(Records contained in a dataset)
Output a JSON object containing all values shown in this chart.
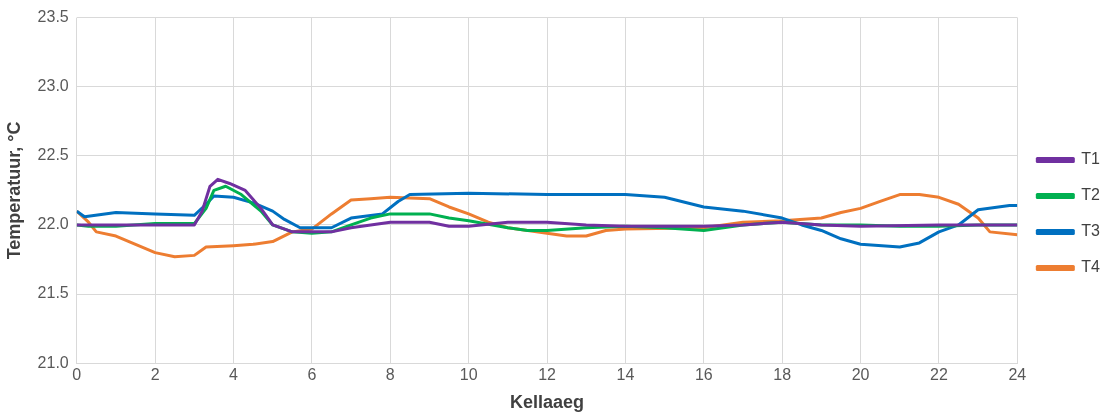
{
  "chart_data": {
    "type": "line",
    "xlabel": "Kellaaeg",
    "ylabel": "Temperatuur, °C",
    "xlim": [
      0,
      24
    ],
    "xticks": [
      0,
      2,
      4,
      6,
      8,
      10,
      12,
      14,
      16,
      18,
      20,
      22,
      24
    ],
    "ylim": [
      21.0,
      23.5
    ],
    "yticks": [
      {
        "value": 21.0,
        "label": "21.0"
      },
      {
        "value": 21.5,
        "label": "21.5"
      },
      {
        "value": 22.0,
        "label": "22.0"
      },
      {
        "value": 22.5,
        "label": "22.5"
      },
      {
        "value": 23.0,
        "label": "23.0"
      },
      {
        "value": 23.5,
        "label": "23.5"
      }
    ],
    "grid": true,
    "legend": "right",
    "marker": "none",
    "line_style": "solid",
    "series": [
      {
        "name": "T1",
        "color": "#7030a0",
        "x": [
          0,
          1,
          3,
          3.2,
          3.4,
          3.6,
          3.9,
          4.3,
          4.7,
          5,
          5.5,
          6,
          6.5,
          7,
          7.5,
          8,
          9,
          9.5,
          10,
          11,
          12,
          13,
          14,
          16,
          17,
          18,
          19,
          20,
          22,
          24
        ],
        "values": [
          22.0,
          22.0,
          22.0,
          22.1,
          22.28,
          22.33,
          22.3,
          22.25,
          22.12,
          22.0,
          21.95,
          21.95,
          21.95,
          21.98,
          22.0,
          22.02,
          22.02,
          21.99,
          21.99,
          22.02,
          22.02,
          22.0,
          21.99,
          21.99,
          22.0,
          22.02,
          22.0,
          21.99,
          22.0,
          22.0
        ]
      },
      {
        "name": "T2",
        "color": "#00b050",
        "x": [
          0,
          0.3,
          1,
          2,
          3,
          3.3,
          3.5,
          3.8,
          4.2,
          4.7,
          5,
          5.5,
          6,
          6.5,
          7,
          7.5,
          8,
          9,
          9.5,
          10,
          11,
          11.5,
          12,
          13,
          14,
          15,
          16,
          17,
          18,
          19,
          20,
          21,
          22,
          23,
          24
        ],
        "values": [
          22.0,
          21.99,
          21.99,
          22.01,
          22.01,
          22.12,
          22.25,
          22.28,
          22.22,
          22.1,
          22.0,
          21.95,
          21.94,
          21.95,
          22.0,
          22.05,
          22.08,
          22.08,
          22.05,
          22.03,
          21.98,
          21.96,
          21.96,
          21.98,
          21.99,
          21.98,
          21.96,
          22.0,
          22.02,
          22.0,
          22.0,
          21.99,
          21.99,
          22.0,
          22.0
        ]
      },
      {
        "name": "T3",
        "color": "#0070c0",
        "x": [
          0,
          0.2,
          1,
          2,
          3,
          3.3,
          3.5,
          4,
          4.5,
          5,
          5.3,
          5.7,
          6.5,
          7,
          7.8,
          8.2,
          8.5,
          10,
          12,
          14,
          15,
          16,
          17,
          18,
          18.5,
          19,
          19.5,
          20,
          21,
          21.5,
          22,
          22.5,
          23,
          23.8,
          24
        ],
        "values": [
          22.1,
          22.06,
          22.09,
          22.08,
          22.07,
          22.15,
          22.21,
          22.2,
          22.16,
          22.1,
          22.04,
          21.98,
          21.98,
          22.05,
          22.08,
          22.17,
          22.22,
          22.23,
          22.22,
          22.22,
          22.2,
          22.13,
          22.1,
          22.05,
          22.0,
          21.96,
          21.9,
          21.86,
          21.84,
          21.87,
          21.95,
          22.0,
          22.11,
          22.14,
          22.14
        ]
      },
      {
        "name": "T4",
        "color": "#ed7d31",
        "x": [
          0,
          0.3,
          0.5,
          1,
          1.5,
          2,
          2.5,
          3,
          3.3,
          4,
          4.5,
          5,
          5.5,
          6,
          6.5,
          7,
          7.5,
          8,
          9,
          9.5,
          10,
          10.5,
          11,
          12,
          12.5,
          13,
          13.5,
          14,
          16,
          17,
          18,
          19,
          19.5,
          20,
          20.5,
          21,
          21.5,
          22,
          22.5,
          23,
          23.3,
          24
        ],
        "values": [
          22.1,
          22.02,
          21.95,
          21.92,
          21.86,
          21.8,
          21.77,
          21.78,
          21.84,
          21.85,
          21.86,
          21.88,
          21.95,
          21.97,
          22.08,
          22.18,
          22.19,
          22.2,
          22.19,
          22.13,
          22.08,
          22.02,
          21.98,
          21.94,
          21.92,
          21.92,
          21.96,
          21.97,
          21.98,
          22.02,
          22.03,
          22.05,
          22.09,
          22.12,
          22.17,
          22.22,
          22.22,
          22.2,
          22.15,
          22.05,
          21.95,
          21.93
        ]
      }
    ]
  }
}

▸ **The problem**
Search the data above for the word "color", then gather each line in which it appears.

▸ **Response for this exercise**
        "color": "#7030a0",
        "color": "#00b050",
        "color": "#0070c0",
        "color": "#ed7d31",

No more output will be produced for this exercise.